Find each line containing the string "name". Copy it.
[Source records start]
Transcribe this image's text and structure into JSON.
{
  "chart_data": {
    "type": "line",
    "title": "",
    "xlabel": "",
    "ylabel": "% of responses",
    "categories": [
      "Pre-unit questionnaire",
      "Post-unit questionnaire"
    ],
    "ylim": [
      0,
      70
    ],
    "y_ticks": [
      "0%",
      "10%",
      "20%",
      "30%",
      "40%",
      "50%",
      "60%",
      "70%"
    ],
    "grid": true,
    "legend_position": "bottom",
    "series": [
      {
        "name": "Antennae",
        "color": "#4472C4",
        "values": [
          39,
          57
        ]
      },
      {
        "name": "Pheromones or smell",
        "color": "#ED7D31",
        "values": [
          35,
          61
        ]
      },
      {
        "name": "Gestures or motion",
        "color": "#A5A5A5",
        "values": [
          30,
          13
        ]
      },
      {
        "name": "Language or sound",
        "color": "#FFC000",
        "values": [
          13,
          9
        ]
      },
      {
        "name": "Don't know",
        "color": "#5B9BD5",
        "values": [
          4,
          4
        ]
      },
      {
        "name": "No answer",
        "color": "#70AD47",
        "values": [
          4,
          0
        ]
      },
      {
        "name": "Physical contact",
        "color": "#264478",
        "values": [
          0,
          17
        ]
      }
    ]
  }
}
[Source records end]
[Source records start]
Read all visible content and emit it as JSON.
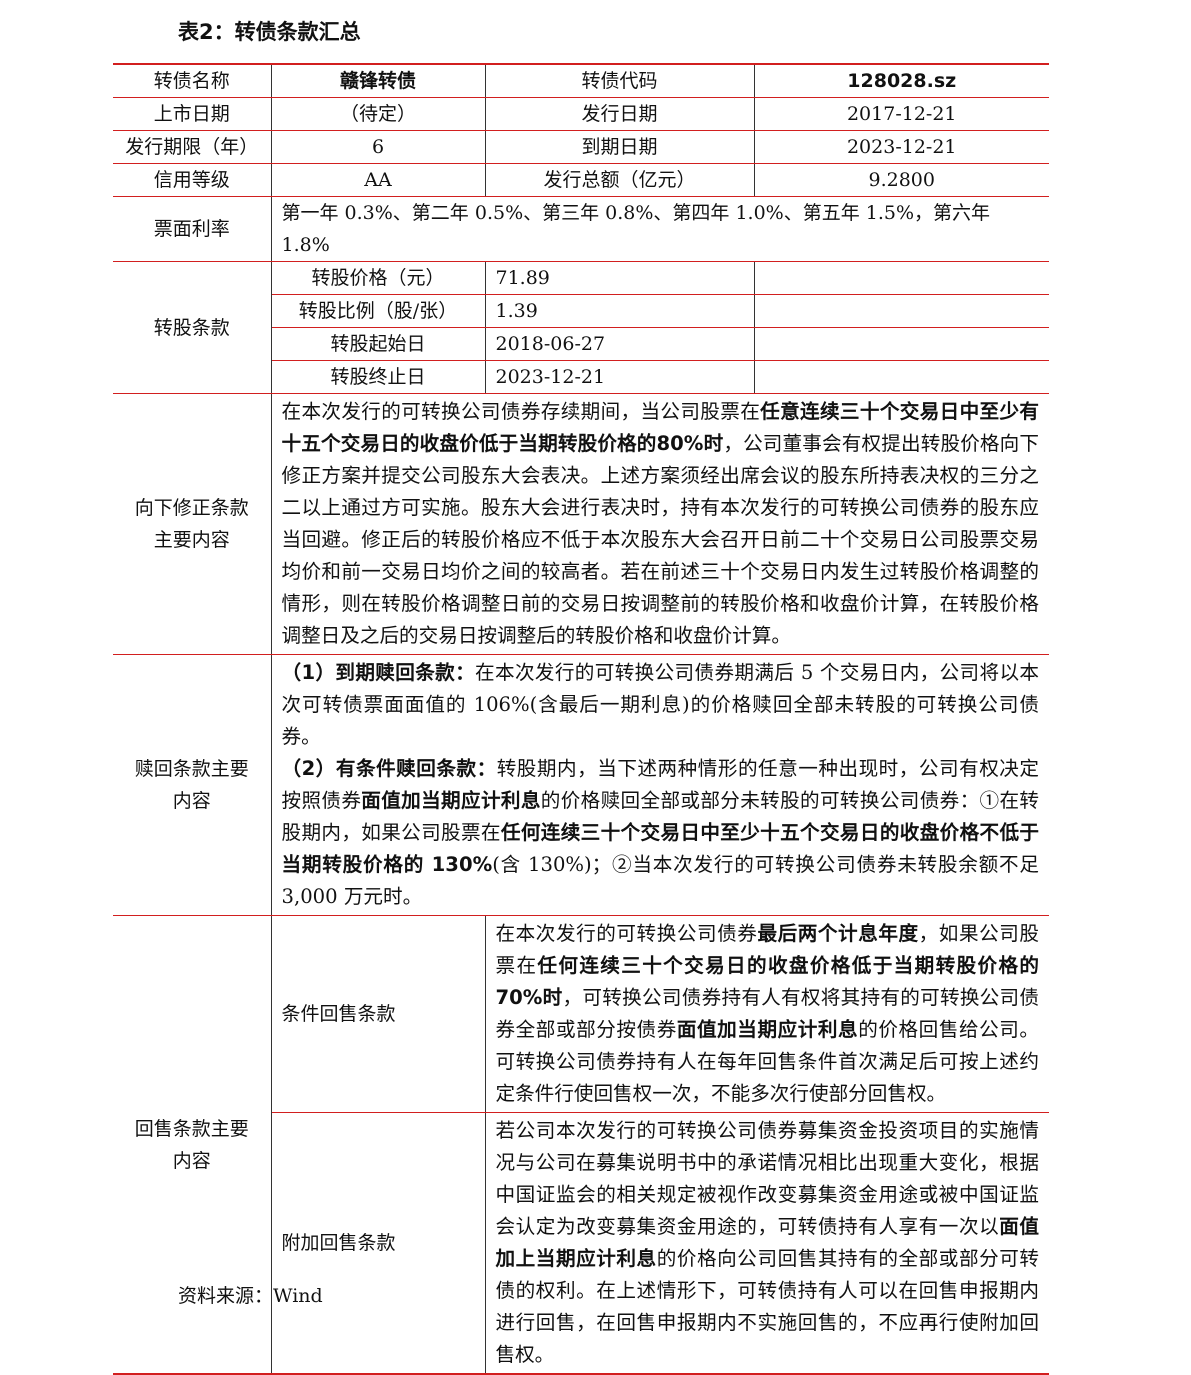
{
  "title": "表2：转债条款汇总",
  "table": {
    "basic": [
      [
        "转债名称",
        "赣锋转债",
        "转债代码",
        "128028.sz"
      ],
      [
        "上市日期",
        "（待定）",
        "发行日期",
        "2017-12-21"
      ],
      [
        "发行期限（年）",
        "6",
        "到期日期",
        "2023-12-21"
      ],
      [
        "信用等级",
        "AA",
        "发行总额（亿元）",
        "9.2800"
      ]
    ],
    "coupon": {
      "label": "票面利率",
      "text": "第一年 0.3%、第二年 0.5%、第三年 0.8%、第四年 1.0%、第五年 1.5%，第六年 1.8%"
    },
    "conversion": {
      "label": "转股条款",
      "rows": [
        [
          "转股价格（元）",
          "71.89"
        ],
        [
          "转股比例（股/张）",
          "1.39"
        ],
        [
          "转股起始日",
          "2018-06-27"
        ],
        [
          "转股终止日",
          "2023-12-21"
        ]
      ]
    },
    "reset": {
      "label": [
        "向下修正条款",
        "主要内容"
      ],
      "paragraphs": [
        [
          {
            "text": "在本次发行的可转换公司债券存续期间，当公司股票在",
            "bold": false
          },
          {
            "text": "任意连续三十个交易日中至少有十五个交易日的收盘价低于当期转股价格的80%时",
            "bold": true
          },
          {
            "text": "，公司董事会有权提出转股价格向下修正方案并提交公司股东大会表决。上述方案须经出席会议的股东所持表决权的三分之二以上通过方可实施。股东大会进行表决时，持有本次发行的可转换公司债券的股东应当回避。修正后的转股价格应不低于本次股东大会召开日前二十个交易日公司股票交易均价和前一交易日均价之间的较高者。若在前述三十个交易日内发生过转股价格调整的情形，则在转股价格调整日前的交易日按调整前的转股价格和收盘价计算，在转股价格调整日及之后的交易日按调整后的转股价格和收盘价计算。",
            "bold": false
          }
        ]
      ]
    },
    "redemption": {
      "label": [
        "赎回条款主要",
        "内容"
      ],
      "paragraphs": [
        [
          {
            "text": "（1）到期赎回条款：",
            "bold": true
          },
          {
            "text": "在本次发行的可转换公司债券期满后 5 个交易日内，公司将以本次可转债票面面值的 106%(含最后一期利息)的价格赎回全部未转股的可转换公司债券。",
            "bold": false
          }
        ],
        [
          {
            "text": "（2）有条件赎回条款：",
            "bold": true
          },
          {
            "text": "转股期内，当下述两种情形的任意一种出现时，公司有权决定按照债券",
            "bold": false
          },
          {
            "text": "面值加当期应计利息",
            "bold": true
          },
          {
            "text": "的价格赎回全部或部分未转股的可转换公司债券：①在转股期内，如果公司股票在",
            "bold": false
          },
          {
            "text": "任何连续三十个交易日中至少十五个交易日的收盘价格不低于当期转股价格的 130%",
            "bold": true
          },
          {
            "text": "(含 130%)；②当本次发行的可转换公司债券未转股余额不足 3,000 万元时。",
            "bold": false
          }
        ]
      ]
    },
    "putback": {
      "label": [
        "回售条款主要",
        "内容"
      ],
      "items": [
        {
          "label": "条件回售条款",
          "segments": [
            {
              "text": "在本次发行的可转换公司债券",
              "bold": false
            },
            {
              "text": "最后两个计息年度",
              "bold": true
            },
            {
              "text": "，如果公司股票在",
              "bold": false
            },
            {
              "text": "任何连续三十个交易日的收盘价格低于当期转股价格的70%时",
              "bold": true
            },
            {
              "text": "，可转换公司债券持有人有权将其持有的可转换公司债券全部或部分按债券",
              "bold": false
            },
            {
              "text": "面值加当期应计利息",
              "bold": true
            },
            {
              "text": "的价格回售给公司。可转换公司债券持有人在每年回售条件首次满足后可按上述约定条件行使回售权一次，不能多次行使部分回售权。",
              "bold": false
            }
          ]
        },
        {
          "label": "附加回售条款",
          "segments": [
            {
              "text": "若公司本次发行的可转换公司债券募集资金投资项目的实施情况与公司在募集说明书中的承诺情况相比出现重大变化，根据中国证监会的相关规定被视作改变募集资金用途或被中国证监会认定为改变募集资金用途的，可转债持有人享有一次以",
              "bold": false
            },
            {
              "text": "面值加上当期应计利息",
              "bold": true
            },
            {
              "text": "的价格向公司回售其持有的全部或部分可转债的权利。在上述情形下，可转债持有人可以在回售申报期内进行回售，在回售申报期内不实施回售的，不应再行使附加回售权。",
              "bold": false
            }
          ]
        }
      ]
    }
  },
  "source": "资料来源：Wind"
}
[Source records end]
Task solution
        "name": "Antennae",
        "name": "Pheromones or smell",
        "name": "Gestures or motion",
        "name": "Language or sound",
        "name": "Don't know",
        "name": "No answer",
        "name": "Physical contact",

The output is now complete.